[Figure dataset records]
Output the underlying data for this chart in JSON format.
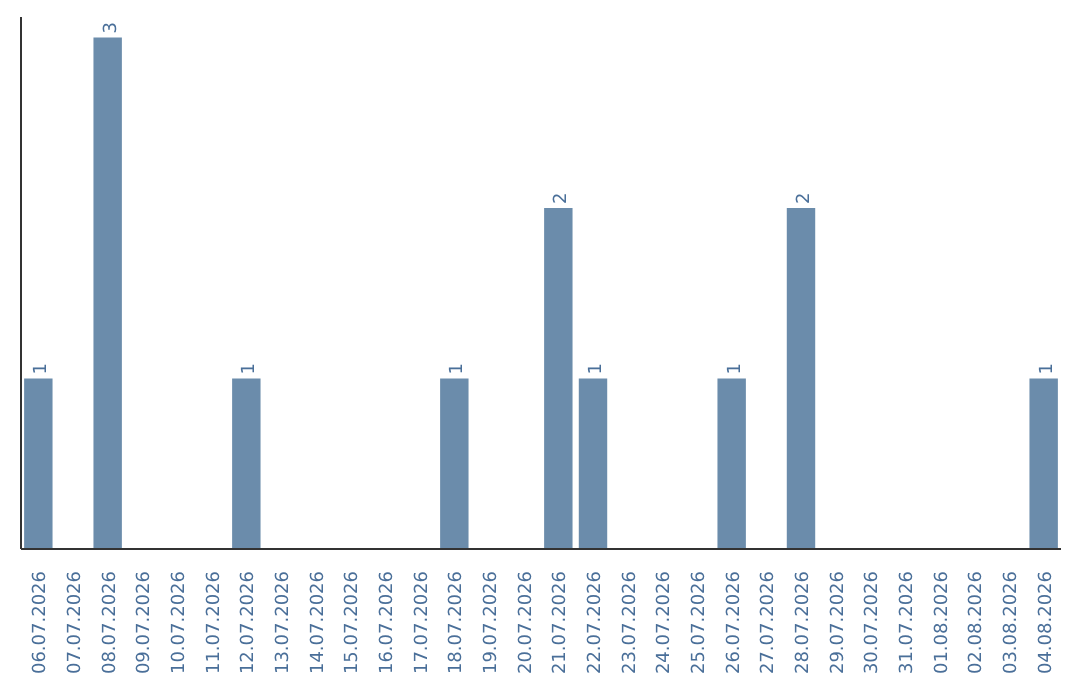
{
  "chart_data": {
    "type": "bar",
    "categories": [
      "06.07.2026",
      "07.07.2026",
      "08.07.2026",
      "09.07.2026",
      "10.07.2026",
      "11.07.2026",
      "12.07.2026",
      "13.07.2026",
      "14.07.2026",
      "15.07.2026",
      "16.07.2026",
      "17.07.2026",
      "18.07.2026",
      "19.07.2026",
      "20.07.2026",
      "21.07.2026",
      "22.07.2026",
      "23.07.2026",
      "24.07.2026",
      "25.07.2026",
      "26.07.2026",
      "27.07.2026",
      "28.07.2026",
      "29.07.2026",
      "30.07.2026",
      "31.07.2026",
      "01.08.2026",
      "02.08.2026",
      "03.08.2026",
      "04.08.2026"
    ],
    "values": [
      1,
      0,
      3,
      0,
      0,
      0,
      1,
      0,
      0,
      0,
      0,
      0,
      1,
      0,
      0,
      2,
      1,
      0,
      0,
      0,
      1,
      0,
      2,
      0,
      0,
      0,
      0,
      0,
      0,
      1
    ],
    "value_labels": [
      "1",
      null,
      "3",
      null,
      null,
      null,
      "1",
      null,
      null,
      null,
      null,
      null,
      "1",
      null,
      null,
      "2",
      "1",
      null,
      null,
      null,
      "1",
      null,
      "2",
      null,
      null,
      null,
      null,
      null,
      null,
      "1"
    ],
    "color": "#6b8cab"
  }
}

* * *

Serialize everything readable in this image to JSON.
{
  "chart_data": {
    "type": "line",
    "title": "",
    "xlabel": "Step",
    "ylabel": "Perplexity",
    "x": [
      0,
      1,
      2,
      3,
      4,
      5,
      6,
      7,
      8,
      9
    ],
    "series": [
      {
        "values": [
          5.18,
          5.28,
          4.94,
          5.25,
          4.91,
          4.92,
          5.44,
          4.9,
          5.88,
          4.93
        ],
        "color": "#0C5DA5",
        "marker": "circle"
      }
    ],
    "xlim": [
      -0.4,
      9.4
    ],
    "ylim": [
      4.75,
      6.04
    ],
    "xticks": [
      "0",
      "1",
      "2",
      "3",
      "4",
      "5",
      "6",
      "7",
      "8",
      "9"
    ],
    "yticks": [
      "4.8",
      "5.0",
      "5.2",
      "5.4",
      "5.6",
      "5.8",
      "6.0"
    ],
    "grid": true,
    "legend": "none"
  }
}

■ What the exercise asks ■
Identify the lines that hold the word "this". Copy every one of them.

■ Result of the exercise ■
Output the underlying data for this chart in JSON format.
Serialize everything readable in this image to JSON.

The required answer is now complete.